# start of RECORDS FOR THIS EXERCISE

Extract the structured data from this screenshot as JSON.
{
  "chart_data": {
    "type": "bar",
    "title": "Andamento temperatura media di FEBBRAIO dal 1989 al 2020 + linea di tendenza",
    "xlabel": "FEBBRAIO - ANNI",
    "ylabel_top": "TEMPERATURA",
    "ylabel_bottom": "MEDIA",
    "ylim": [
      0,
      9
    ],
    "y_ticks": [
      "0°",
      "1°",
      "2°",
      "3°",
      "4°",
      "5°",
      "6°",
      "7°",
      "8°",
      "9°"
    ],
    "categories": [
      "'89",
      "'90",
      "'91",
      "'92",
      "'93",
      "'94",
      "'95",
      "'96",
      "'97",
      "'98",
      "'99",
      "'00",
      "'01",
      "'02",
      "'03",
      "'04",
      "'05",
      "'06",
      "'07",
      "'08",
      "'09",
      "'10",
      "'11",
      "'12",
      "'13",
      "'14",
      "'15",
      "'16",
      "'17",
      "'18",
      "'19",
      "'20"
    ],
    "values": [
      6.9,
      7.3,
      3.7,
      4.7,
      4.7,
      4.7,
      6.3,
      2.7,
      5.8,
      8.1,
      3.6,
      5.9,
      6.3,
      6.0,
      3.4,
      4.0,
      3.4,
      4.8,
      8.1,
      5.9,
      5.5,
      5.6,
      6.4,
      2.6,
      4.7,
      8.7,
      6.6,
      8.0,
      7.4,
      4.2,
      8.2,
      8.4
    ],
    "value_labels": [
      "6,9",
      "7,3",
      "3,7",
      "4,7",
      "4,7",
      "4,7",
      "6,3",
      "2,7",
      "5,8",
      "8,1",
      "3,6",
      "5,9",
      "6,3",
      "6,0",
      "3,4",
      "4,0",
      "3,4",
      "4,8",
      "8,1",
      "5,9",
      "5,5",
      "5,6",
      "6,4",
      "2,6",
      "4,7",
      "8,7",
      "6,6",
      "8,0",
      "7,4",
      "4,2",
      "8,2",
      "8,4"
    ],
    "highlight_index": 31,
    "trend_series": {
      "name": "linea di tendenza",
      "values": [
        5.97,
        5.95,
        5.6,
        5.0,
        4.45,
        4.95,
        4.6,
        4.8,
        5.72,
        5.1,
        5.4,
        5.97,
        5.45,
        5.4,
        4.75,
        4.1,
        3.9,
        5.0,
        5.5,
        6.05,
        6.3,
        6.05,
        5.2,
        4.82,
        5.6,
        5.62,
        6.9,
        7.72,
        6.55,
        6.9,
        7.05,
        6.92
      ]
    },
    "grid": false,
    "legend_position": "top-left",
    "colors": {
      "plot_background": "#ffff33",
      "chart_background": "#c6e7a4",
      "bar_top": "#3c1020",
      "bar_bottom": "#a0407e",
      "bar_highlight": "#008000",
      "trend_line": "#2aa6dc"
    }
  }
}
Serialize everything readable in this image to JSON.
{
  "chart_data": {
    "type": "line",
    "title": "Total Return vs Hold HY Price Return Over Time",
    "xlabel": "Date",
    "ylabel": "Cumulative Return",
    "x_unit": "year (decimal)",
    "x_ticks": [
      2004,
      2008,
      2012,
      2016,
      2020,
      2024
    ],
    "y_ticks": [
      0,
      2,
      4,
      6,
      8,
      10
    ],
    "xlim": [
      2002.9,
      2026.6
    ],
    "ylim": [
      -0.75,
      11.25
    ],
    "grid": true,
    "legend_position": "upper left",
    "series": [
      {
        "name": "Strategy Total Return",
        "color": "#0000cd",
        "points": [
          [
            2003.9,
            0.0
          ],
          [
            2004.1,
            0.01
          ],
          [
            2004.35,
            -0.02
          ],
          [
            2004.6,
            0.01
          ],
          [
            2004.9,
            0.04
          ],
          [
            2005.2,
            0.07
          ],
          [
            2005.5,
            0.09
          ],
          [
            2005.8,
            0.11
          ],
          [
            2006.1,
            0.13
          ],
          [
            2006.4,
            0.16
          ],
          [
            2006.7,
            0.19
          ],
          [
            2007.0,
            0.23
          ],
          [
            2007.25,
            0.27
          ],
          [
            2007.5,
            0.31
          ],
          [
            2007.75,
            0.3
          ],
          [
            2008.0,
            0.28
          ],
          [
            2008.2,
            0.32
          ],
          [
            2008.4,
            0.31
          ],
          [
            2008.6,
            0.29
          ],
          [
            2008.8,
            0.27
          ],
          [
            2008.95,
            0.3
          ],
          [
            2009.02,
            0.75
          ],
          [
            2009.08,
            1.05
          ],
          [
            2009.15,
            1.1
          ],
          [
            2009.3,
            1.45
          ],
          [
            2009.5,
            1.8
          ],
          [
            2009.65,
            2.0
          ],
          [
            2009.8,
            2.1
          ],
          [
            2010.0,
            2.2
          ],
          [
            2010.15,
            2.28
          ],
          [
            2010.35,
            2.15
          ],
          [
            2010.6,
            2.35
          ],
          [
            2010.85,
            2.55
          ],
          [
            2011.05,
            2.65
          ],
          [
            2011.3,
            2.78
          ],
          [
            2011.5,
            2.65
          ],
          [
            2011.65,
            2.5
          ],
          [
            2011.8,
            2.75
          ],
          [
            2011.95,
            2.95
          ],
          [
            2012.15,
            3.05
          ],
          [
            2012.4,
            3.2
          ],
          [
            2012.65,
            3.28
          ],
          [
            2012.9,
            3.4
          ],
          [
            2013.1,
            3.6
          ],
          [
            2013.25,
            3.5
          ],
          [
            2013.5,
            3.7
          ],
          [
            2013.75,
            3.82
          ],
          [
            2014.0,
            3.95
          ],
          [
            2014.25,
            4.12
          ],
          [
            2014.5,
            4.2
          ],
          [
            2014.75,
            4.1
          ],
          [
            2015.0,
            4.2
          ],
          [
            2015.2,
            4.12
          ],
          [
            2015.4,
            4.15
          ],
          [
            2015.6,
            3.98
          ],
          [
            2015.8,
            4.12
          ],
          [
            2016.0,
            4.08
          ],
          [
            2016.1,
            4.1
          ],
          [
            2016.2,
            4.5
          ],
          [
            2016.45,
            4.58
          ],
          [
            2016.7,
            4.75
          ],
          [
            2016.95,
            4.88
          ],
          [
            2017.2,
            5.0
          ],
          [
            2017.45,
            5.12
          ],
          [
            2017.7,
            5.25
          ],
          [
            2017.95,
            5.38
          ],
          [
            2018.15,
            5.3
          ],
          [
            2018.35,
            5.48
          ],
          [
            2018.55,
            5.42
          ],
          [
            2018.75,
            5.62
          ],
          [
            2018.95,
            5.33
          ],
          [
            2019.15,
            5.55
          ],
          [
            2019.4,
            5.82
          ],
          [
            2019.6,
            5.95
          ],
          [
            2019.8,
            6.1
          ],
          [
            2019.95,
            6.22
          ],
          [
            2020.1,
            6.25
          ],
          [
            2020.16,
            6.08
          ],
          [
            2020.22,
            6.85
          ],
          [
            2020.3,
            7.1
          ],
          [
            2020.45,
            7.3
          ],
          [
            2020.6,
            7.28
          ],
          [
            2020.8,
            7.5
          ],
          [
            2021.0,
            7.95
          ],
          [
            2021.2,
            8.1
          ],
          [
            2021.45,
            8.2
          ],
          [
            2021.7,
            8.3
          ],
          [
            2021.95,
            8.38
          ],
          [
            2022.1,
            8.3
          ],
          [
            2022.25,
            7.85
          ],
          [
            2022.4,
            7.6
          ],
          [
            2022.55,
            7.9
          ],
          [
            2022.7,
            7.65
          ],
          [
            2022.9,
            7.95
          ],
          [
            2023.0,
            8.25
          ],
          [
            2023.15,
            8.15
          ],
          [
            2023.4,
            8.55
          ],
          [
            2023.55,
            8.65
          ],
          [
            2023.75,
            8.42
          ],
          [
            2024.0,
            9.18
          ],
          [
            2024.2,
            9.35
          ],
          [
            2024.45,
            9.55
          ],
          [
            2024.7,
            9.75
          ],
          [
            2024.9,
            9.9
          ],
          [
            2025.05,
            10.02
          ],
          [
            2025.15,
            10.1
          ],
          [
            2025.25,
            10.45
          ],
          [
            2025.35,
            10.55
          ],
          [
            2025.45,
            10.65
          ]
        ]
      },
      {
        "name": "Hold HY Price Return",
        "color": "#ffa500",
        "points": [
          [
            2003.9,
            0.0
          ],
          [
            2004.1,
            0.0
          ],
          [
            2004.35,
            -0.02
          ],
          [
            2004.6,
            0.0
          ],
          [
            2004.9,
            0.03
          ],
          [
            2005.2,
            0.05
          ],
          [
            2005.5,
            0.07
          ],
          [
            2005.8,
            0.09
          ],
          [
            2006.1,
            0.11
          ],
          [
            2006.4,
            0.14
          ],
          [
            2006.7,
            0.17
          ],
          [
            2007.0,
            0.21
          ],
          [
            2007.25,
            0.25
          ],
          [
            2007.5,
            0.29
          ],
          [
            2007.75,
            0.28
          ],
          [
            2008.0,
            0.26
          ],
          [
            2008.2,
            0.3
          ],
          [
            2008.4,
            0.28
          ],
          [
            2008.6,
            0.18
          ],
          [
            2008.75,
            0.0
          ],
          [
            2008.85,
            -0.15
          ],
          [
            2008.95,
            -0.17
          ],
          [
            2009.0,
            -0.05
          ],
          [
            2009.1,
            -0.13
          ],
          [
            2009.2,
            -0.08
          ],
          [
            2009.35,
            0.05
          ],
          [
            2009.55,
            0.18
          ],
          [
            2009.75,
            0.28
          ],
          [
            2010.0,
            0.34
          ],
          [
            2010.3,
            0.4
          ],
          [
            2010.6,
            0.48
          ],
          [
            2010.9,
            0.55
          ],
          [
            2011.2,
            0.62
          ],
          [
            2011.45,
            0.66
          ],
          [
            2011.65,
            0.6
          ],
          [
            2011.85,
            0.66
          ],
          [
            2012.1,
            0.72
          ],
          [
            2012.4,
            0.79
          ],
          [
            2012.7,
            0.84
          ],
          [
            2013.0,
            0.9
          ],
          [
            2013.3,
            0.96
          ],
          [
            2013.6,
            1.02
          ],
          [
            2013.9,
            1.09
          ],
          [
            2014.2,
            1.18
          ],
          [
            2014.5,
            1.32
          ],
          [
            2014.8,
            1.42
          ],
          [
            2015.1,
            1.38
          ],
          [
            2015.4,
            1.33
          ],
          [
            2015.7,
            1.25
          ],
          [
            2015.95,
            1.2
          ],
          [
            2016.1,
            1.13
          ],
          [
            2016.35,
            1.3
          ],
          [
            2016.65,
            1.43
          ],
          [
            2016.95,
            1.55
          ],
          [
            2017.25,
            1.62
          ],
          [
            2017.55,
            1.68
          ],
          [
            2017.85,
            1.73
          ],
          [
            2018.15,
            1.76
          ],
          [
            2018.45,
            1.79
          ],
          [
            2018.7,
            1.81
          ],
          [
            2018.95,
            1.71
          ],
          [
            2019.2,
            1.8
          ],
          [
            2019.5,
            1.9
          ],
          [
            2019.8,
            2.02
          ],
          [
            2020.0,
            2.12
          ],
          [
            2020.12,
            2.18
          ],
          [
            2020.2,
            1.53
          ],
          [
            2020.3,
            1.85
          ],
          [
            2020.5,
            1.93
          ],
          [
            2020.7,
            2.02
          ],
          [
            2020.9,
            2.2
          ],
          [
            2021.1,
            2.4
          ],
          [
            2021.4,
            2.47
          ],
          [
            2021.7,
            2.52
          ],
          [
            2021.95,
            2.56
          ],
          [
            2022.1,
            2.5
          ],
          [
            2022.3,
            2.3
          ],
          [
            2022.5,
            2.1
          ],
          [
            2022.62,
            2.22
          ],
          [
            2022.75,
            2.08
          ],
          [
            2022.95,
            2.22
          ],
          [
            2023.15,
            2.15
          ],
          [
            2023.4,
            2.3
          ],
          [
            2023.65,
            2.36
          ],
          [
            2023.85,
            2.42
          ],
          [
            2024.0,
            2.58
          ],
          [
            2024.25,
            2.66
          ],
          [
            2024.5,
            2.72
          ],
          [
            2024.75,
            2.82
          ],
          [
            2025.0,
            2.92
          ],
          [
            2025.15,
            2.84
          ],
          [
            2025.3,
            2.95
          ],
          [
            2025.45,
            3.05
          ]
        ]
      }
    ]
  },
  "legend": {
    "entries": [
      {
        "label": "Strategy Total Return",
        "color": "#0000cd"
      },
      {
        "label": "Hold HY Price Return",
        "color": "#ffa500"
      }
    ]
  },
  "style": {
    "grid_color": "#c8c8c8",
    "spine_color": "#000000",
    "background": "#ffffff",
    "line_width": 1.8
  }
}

# end of RECORDS FOR THIS EXERCISE

DIRECTIVE
Gather all lines where the word "left" appears.

IN RESPONSE
    "legend_position": "top-left",
    "legend_position": "upper left",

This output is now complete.